__Written instruction__:
Extract the complete listing and repeat it word for word.

[Dataset entries]
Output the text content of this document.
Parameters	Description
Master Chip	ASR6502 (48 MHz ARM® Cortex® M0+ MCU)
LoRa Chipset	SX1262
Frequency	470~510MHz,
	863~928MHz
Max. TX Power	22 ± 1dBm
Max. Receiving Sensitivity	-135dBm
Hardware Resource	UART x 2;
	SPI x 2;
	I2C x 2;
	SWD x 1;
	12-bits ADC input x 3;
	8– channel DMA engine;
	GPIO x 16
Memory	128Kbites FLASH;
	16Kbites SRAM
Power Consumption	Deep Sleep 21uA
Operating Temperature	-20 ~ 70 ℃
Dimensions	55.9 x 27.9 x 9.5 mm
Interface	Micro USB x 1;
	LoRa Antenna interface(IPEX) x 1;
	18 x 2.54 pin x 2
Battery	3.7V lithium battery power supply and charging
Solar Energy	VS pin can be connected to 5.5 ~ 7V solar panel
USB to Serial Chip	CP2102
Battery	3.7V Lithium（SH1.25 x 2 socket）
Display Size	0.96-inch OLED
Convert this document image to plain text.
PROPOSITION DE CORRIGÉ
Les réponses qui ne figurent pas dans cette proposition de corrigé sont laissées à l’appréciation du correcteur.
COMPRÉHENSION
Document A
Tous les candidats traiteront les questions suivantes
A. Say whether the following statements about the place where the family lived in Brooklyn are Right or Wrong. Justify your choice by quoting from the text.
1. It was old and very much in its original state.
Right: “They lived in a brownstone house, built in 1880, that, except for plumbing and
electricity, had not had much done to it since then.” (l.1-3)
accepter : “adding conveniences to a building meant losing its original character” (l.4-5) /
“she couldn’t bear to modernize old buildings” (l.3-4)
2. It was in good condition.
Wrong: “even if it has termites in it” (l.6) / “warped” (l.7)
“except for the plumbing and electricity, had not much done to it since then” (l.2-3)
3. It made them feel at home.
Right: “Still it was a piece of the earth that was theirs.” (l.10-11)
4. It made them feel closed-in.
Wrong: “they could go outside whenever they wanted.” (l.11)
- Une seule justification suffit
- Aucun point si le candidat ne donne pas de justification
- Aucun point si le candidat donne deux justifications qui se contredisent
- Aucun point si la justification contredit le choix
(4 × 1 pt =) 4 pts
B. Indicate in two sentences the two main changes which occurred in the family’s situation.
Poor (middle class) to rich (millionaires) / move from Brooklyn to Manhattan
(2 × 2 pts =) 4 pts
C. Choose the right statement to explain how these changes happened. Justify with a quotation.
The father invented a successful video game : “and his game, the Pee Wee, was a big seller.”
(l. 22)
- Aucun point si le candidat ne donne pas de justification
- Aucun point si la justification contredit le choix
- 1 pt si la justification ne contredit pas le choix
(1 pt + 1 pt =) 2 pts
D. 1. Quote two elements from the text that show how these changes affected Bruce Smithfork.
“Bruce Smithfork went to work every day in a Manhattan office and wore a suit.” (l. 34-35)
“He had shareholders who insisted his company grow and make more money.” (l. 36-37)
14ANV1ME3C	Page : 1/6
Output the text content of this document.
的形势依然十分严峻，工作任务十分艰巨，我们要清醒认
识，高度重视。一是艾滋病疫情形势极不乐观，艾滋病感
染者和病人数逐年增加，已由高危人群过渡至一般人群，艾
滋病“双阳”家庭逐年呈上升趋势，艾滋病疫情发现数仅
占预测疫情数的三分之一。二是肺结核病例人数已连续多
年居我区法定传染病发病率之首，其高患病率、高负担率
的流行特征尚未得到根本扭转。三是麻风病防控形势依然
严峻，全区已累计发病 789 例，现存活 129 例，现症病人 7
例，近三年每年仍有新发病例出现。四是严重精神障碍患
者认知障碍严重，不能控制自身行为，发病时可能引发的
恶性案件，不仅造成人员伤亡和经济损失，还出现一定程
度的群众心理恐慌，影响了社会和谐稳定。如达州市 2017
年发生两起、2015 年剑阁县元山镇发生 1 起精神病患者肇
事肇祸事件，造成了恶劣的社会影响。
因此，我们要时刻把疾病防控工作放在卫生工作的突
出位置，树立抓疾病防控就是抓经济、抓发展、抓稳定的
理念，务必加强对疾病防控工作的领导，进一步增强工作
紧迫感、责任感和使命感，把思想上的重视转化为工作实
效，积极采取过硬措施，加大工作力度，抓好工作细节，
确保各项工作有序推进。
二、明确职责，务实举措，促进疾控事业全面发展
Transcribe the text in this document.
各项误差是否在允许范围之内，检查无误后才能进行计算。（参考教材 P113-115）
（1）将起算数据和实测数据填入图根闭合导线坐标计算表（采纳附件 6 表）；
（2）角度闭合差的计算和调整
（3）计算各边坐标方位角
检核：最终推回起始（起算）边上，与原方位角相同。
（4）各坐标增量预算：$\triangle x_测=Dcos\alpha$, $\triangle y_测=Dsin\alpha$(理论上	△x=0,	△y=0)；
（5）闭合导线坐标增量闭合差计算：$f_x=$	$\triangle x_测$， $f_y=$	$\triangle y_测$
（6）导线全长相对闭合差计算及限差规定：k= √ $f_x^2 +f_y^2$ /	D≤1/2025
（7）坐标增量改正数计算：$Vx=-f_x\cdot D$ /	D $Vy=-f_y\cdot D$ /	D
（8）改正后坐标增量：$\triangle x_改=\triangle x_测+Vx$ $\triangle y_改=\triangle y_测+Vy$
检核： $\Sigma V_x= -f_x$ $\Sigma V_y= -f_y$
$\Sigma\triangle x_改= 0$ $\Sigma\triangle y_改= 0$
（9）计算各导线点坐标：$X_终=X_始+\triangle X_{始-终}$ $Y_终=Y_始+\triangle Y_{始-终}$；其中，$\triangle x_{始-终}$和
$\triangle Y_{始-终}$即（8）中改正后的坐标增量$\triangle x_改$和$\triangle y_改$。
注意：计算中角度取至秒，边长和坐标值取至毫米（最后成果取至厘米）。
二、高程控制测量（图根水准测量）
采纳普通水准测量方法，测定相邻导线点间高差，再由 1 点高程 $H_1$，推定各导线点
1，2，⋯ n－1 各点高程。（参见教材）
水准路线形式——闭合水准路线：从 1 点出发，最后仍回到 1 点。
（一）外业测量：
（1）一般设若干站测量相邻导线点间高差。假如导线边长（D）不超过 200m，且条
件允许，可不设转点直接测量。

__Answer for the task__:
Output the text content of this document.
Parameters	Description
Master Chip	ASR6502 (48 MHz ARM® Cortex® M0+ MCU)
LoRa Chipset	SX1262
Frequency	470~510MHz,
	863~928MHz
Max. TX Power	22 ± 1dBm
Max. Receiving Sensitivity	-135dBm
Hardware Resource	UART x 2;
	SPI x 2;
	I2C x 2;
	SWD x 1;
	12-bits ADC input x 3;
	8– channel DMA engine;
	GPIO x 16
Memory	128Kbites FLASH;
	16Kbites SRAM
Power Consumption	Deep Sleep 21uA
Operating Temperature	-20 ~ 70 ℃
Dimensions	55.9 x 27.9 x 9.5 mm
Interface	Micro USB x 1;
	LoRa Antenna interface(IPEX) x 1;
	18 x 2.54 pin x 2
Battery	3.7V lithium battery power supply and charging
Solar Energy	VS pin can be connected to 5.5 ~ 7V solar panel
USB to Serial Chip	CP2102
Battery	3.7V Lithium（SH1.25 x 2 socket）
Display Size	0.96-inch OLED
Convert this document image to plain text.
PROPOSITION DE CORRIGÉ
Les réponses qui ne figurent pas dans cette proposition de corrigé sont laissées à l’appréciation du correcteur.
COMPRÉHENSION
Document A
Tous les candidats traiteront les questions suivantes
A. Say whether the following statements about the place where the family lived in Brooklyn are Right or Wrong. Justify your choice by quoting from the text.
1. It was old and very much in its original state.
Right: “They lived in a brownstone house, built in 1880, that, except for plumbing and
electricity, had not had much done to it since then.” (l.1-3)
accepter : “adding conveniences to a building meant losing its original character” (l.4-5) /
“she couldn’t bear to modernize old buildings” (l.3-4)
2. It was in good condition.
Wrong: “even if it has termites in it” (l.6) / “warped” (l.7)
“except for the plumbing and electricity, had not much done to it since then” (l.2-3)
3. It made them feel at home.
Right: “Still it was a piece of the earth that was theirs.” (l.10-11)
4. It made them feel closed-in.
Wrong: “they could go outside whenever they wanted.” (l.11)
- Une seule justification suffit
- Aucun point si le candidat ne donne pas de justification
- Aucun point si le candidat donne deux justifications qui se contredisent
- Aucun point si la justification contredit le choix
(4 × 1 pt =) 4 pts
B. Indicate in two sentences the two main changes which occurred in the family’s situation.
Poor (middle class) to rich (millionaires) / move from Brooklyn to Manhattan
(2 × 2 pts =) 4 pts
C. Choose the right statement to explain how these changes happened. Justify with a quotation.
The father invented a successful video game : “and his game, the Pee Wee, was a big seller.”
(l. 22)
- Aucun point si le candidat ne donne pas de justification
- Aucun point si la justification contredit le choix
- 1 pt si la justification ne contredit pas le choix
(1 pt + 1 pt =) 2 pts
D. 1. Quote two elements from the text that show how these changes affected Bruce Smithfork.
“Bruce Smithfork went to work every day in a Manhattan office and wore a suit.” (l. 34-35)
“He had shareholders who insisted his company grow and make more money.” (l. 36-37)
14ANV1ME3C	Page : 1/6
Output the text content of this document.
的形势依然十分严峻，工作任务十分艰巨，我们要清醒认
识，高度重视。一是艾滋病疫情形势极不乐观，艾滋病感
染者和病人数逐年增加，已由高危人群过渡至一般人群，艾
滋病“双阳”家庭逐年呈上升趋势，艾滋病疫情发现数仅
占预测疫情数的三分之一。二是肺结核病例人数已连续多
年居我区法定传染病发病率之首，其高患病率、高负担率
的流行特征尚未得到根本扭转。三是麻风病防控形势依然
严峻，全区已累计发病 789 例，现存活 129 例，现症病人 7
例，近三年每年仍有新发病例出现。四是严重精神障碍患
者认知障碍严重，不能控制自身行为，发病时可能引发的
恶性案件，不仅造成人员伤亡和经济损失，还出现一定程
度的群众心理恐慌，影响了社会和谐稳定。如达州市 2017
年发生两起、2015 年剑阁县元山镇发生 1 起精神病患者肇
事肇祸事件，造成了恶劣的社会影响。
因此，我们要时刻把疾病防控工作放在卫生工作的突
出位置，树立抓疾病防控就是抓经济、抓发展、抓稳定的
理念，务必加强对疾病防控工作的领导，进一步增强工作
紧迫感、责任感和使命感，把思想上的重视转化为工作实
效，积极采取过硬措施，加大工作力度，抓好工作细节，
确保各项工作有序推进。
二、明确职责，务实举措，促进疾控事业全面发展
Transcribe the text in this document.
各项误差是否在允许范围之内，检查无误后才能进行计算。（参考教材 P113-115）
（1）将起算数据和实测数据填入图根闭合导线坐标计算表（采纳附件 6 表）；
（2）角度闭合差的计算和调整
（3）计算各边坐标方位角
检核：最终推回起始（起算）边上，与原方位角相同。
（4）各坐标增量预算：$\triangle x_测=Dcos\alpha$, $\triangle y_测=Dsin\alpha$(理论上	△x=0,	△y=0)；
（5）闭合导线坐标增量闭合差计算：$f_x=$	$\triangle x_测$， $f_y=$	$\triangle y_测$
（6）导线全长相对闭合差计算及限差规定：k= √ $f_x^2 +f_y^2$ /	D≤1/2025
（7）坐标增量改正数计算：$Vx=-f_x\cdot D$ /	D $Vy=-f_y\cdot D$ /	D
（8）改正后坐标增量：$\triangle x_改=\triangle x_测+Vx$ $\triangle y_改=\triangle y_测+Vy$
检核： $\Sigma V_x= -f_x$ $\Sigma V_y= -f_y$
$\Sigma\triangle x_改= 0$ $\Sigma\triangle y_改= 0$
（9）计算各导线点坐标：$X_终=X_始+\triangle X_{始-终}$ $Y_终=Y_始+\triangle Y_{始-终}$；其中，$\triangle x_{始-终}$和
$\triangle Y_{始-终}$即（8）中改正后的坐标增量$\triangle x_改$和$\triangle y_改$。
注意：计算中角度取至秒，边长和坐标值取至毫米（最后成果取至厘米）。
二、高程控制测量（图根水准测量）
采纳普通水准测量方法，测定相邻导线点间高差，再由 1 点高程 $H_1$，推定各导线点
1，2，⋯ n－1 各点高程。（参见教材）
水准路线形式——闭合水准路线：从 1 点出发，最后仍回到 1 点。
（一）外业测量：
（1）一般设若干站测量相邻导线点间高差。假如导线边长（D）不超过 200m，且条
件允许，可不设转点直接测量。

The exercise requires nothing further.